↓

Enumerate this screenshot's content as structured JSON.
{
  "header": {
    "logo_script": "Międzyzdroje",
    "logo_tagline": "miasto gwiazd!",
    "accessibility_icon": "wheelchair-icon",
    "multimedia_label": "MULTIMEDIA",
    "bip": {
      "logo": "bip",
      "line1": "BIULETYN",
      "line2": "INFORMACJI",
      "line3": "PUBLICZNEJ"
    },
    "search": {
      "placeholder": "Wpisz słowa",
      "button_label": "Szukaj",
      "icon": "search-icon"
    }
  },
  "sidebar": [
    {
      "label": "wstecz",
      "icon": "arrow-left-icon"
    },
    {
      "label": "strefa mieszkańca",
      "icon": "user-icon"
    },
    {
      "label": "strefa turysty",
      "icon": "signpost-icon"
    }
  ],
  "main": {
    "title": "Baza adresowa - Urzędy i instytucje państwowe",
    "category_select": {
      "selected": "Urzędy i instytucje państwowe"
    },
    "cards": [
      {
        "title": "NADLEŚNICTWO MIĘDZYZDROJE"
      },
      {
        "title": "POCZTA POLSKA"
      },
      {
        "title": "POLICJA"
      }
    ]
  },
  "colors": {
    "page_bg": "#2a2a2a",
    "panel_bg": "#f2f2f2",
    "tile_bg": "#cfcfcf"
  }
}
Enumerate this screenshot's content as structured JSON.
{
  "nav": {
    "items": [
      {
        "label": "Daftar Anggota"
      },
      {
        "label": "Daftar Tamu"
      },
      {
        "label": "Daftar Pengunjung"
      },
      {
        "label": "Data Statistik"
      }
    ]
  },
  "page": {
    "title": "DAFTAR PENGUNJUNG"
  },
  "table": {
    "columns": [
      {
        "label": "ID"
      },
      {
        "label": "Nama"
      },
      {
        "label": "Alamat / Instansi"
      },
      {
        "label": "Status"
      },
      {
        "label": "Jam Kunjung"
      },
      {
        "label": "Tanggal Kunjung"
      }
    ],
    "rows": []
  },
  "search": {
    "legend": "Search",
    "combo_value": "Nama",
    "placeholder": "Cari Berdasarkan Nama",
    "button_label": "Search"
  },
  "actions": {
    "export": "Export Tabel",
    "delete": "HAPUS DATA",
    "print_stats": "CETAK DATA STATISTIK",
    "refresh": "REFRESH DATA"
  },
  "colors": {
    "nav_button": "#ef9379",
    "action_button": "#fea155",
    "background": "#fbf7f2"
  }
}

↑

AIM OF THE EXERCISE:
Copy each line above that contains the word "instytucje".

THE OUTPUT:
    "title": "Baza adresowa - Urzędy i instytucje państwowe",
      "selected": "Urzędy i instytucje państwowe"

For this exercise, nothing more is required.